» **SOURCE MATERIAL**
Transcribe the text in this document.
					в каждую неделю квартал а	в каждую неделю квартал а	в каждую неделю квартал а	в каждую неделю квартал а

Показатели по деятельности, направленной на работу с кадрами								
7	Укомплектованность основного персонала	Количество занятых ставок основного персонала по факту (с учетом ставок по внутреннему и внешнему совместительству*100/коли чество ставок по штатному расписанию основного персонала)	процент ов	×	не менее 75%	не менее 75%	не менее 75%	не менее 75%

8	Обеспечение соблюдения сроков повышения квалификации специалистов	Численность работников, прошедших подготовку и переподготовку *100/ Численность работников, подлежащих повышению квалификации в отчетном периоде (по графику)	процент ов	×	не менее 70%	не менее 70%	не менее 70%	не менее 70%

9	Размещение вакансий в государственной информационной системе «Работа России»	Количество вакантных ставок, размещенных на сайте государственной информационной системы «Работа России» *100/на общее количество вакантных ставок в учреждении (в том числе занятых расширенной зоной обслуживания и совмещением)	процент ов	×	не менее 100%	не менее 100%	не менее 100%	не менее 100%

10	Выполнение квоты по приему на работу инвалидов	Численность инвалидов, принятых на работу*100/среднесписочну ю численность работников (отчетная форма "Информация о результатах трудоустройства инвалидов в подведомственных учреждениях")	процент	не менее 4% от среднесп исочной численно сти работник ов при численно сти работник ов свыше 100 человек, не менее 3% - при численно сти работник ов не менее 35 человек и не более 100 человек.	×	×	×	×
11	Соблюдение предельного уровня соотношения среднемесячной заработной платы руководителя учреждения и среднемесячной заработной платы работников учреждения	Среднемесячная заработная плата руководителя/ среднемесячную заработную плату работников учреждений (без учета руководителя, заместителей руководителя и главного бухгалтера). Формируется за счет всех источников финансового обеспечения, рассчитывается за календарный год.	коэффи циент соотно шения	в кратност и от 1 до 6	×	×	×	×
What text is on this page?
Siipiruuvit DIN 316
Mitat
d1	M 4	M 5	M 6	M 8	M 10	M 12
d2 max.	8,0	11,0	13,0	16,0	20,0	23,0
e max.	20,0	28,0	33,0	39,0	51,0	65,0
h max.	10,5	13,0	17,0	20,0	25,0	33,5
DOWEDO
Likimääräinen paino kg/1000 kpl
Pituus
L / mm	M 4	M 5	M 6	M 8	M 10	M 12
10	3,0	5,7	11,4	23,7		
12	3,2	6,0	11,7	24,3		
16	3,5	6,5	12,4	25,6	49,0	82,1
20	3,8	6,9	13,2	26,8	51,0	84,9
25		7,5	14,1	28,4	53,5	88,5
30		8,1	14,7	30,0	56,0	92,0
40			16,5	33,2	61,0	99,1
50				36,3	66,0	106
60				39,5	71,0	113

» **WHAT IS ASKED**
From the listing above, copy out each line where the word "работников" appears.

» **ANSWER TO THIS TASK**
8	Обеспечение соблюдения сроков повышения квалификации специалистов	Численность работников, прошедших подготовку и переподготовку *100/ Численность работников, подлежащих повышению квалификации в отчетном периоде (по графику)	процент ов	×	не менее 70%	не менее 70%	не менее 70%	не менее 70%
10	Выполнение квоты по приему на работу инвалидов	Численность инвалидов, принятых на работу*100/среднесписочну ю численность работников (отчетная форма "Информация о результатах трудоустройства инвалидов в подведомственных учреждениях")	процент	не менее 4% от среднесп исочной численно сти работник ов при численно сти работник ов свыше 100 человек, не менее 3% - при численно сти работник ов не менее 35 человек и не более 100 человек.	×	×	×	×
11	Соблюдение предельного уровня соотношения среднемесячной заработной платы руководителя учреждения и среднемесячной заработной платы работников учреждения	Среднемесячная заработная плата руководителя/ среднемесячную заработную плату работников учреждений (без учета руководителя, заместителей руководителя и главного бухгалтера). Формируется за счет всех источников финансового обеспечения, рассчитывается за календарный год.	коэффи циент соотно шения	в кратност и от 1 до 6	×	×	×	×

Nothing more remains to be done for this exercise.